[Records about charts and figures]

▬▬▬

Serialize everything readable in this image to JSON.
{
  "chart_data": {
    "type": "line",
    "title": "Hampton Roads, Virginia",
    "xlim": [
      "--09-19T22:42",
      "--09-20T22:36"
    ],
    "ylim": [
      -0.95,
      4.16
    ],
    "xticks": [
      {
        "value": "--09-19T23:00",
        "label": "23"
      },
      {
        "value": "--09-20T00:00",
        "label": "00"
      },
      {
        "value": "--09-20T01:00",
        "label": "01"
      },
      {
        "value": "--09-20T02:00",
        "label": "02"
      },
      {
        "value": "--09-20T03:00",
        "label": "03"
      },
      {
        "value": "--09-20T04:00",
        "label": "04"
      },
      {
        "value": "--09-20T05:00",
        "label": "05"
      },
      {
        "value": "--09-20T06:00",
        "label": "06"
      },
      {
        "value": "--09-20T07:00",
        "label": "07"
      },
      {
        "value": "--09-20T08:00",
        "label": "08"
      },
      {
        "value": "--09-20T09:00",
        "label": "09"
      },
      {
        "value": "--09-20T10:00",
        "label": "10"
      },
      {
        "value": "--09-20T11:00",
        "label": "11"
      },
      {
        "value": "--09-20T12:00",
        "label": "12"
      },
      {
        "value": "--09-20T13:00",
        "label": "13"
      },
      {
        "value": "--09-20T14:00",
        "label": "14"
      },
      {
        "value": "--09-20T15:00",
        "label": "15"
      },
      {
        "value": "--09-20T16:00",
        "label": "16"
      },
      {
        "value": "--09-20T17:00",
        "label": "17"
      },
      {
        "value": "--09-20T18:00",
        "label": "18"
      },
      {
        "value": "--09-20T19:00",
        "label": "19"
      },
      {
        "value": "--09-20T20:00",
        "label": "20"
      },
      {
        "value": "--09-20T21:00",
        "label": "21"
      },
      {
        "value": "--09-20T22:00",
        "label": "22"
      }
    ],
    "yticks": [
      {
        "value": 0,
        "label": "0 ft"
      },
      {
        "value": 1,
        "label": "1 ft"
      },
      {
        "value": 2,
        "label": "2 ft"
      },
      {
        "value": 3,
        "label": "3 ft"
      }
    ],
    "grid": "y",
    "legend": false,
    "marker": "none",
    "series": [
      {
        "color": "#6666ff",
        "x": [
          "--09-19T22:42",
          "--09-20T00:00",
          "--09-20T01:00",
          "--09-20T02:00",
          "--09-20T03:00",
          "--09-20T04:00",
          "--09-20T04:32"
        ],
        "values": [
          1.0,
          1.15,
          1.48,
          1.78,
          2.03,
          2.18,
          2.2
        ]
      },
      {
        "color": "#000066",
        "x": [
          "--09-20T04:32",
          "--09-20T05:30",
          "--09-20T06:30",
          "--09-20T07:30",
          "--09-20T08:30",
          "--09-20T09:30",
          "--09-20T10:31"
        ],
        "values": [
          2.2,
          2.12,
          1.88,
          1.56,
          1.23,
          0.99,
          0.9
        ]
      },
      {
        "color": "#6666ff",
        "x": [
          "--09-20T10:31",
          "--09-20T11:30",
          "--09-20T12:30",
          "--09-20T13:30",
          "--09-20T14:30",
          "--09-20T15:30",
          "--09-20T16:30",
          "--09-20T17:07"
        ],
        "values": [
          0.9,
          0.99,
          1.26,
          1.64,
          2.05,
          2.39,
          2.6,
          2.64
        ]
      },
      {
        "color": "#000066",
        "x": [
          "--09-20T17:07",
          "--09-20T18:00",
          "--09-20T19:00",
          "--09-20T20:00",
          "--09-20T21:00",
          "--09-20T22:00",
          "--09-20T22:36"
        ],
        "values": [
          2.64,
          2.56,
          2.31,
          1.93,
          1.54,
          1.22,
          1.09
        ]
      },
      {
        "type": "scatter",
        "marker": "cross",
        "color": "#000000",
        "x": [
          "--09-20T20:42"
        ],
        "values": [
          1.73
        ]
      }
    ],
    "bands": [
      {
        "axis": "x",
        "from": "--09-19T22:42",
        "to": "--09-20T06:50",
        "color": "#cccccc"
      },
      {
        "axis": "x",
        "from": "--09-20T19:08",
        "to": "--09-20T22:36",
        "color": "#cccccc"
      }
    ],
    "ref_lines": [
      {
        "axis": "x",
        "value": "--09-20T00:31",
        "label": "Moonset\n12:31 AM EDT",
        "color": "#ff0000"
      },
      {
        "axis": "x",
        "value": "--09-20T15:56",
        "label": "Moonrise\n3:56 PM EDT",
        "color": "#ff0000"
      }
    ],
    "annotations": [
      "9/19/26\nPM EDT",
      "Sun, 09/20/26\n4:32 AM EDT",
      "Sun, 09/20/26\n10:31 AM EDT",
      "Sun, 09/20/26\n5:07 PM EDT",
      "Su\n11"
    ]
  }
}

▬▬▬

WORK REQUIRED:
Write out all the entries exactly.

FINAL ANSWER:
Serialize everything readable in this image to JSON.
{
  "chart_data": {
    "type": "line",
    "title": "Hampton Roads, Virginia",
    "xlim": [
      "--09-19T22:42",
      "--09-20T22:36"
    ],
    "ylim": [
      -0.95,
      4.16
    ],
    "xticks": [
      {
        "value": "--09-19T23:00",
        "label": "23"
      },
      {
        "value": "--09-20T00:00",
        "label": "00"
      },
      {
        "value": "--09-20T01:00",
        "label": "01"
      },
      {
        "value": "--09-20T02:00",
        "label": "02"
      },
      {
        "value": "--09-20T03:00",
        "label": "03"
      },
      {
        "value": "--09-20T04:00",
        "label": "04"
      },
      {
        "value": "--09-20T05:00",
        "label": "05"
      },
      {
        "value": "--09-20T06:00",
        "label": "06"
      },
      {
        "value": "--09-20T07:00",
        "label": "07"
      },
      {
        "value": "--09-20T08:00",
        "label": "08"
      },
      {
        "value": "--09-20T09:00",
        "label": "09"
      },
      {
        "value": "--09-20T10:00",
        "label": "10"
      },
      {
        "value": "--09-20T11:00",
        "label": "11"
      },
      {
        "value": "--09-20T12:00",
        "label": "12"
      },
      {
        "value": "--09-20T13:00",
        "label": "13"
      },
      {
        "value": "--09-20T14:00",
        "label": "14"
      },
      {
        "value": "--09-20T15:00",
        "label": "15"
      },
      {
        "value": "--09-20T16:00",
        "label": "16"
      },
      {
        "value": "--09-20T17:00",
        "label": "17"
      },
      {
        "value": "--09-20T18:00",
        "label": "18"
      },
      {
        "value": "--09-20T19:00",
        "label": "19"
      },
      {
        "value": "--09-20T20:00",
        "label": "20"
      },
      {
        "value": "--09-20T21:00",
        "label": "21"
      },
      {
        "value": "--09-20T22:00",
        "label": "22"
      }
    ],
    "yticks": [
      {
        "value": 0,
        "label": "0 ft"
      },
      {
        "value": 1,
        "label": "1 ft"
      },
      {
        "value": 2,
        "label": "2 ft"
      },
      {
        "value": 3,
        "label": "3 ft"
      }
    ],
    "grid": "y",
    "legend": false,
    "marker": "none",
    "series": [
      {
        "color": "#6666ff",
        "x": [
          "--09-19T22:42",
          "--09-20T00:00",
          "--09-20T01:00",
          "--09-20T02:00",
          "--09-20T03:00",
          "--09-20T04:00",
          "--09-20T04:32"
        ],
        "values": [
          1.0,
          1.15,
          1.48,
          1.78,
          2.03,
          2.18,
          2.2
        ]
      },
      {
        "color": "#000066",
        "x": [
          "--09-20T04:32",
          "--09-20T05:30",
          "--09-20T06:30",
          "--09-20T07:30",
          "--09-20T08:30",
          "--09-20T09:30",
          "--09-20T10:31"
        ],
        "values": [
          2.2,
          2.12,
          1.88,
          1.56,
          1.23,
          0.99,
          0.9
        ]
      },
      {
        "color": "#6666ff",
        "x": [
          "--09-20T10:31",
          "--09-20T11:30",
          "--09-20T12:30",
          "--09-20T13:30",
          "--09-20T14:30",
          "--09-20T15:30",
          "--09-20T16:30",
          "--09-20T17:07"
        ],
        "values": [
          0.9,
          0.99,
          1.26,
          1.64,
          2.05,
          2.39,
          2.6,
          2.64
        ]
      },
      {
        "color": "#000066",
        "x": [
          "--09-20T17:07",
          "--09-20T18:00",
          "--09-20T19:00",
          "--09-20T20:00",
          "--09-20T21:00",
          "--09-20T22:00",
          "--09-20T22:36"
        ],
        "values": [
          2.64,
          2.56,
          2.31,
          1.93,
          1.54,
          1.22,
          1.09
        ]
      },
      {
        "type": "scatter",
        "marker": "cross",
        "color": "#000000",
        "x": [
          "--09-20T20:42"
        ],
        "values": [
          1.73
        ]
      }
    ],
    "bands": [
      {
        "axis": "x",
        "from": "--09-19T22:42",
        "to": "--09-20T06:50",
        "color": "#cccccc"
      },
      {
        "axis": "x",
        "from": "--09-20T19:08",
        "to": "--09-20T22:36",
        "color": "#cccccc"
      }
    ],
    "ref_lines": [
      {
        "axis": "x",
        "value": "--09-20T00:31",
        "label": "Moonset\n12:31 AM EDT",
        "color": "#ff0000"
      },
      {
        "axis": "x",
        "value": "--09-20T15:56",
        "label": "Moonrise\n3:56 PM EDT",
        "color": "#ff0000"
      }
    ],
    "annotations": [
      "9/19/26\nPM EDT",
      "Sun, 09/20/26\n4:32 AM EDT",
      "Sun, 09/20/26\n10:31 AM EDT",
      "Sun, 09/20/26\n5:07 PM EDT",
      "Su\n11"
    ]
  }
}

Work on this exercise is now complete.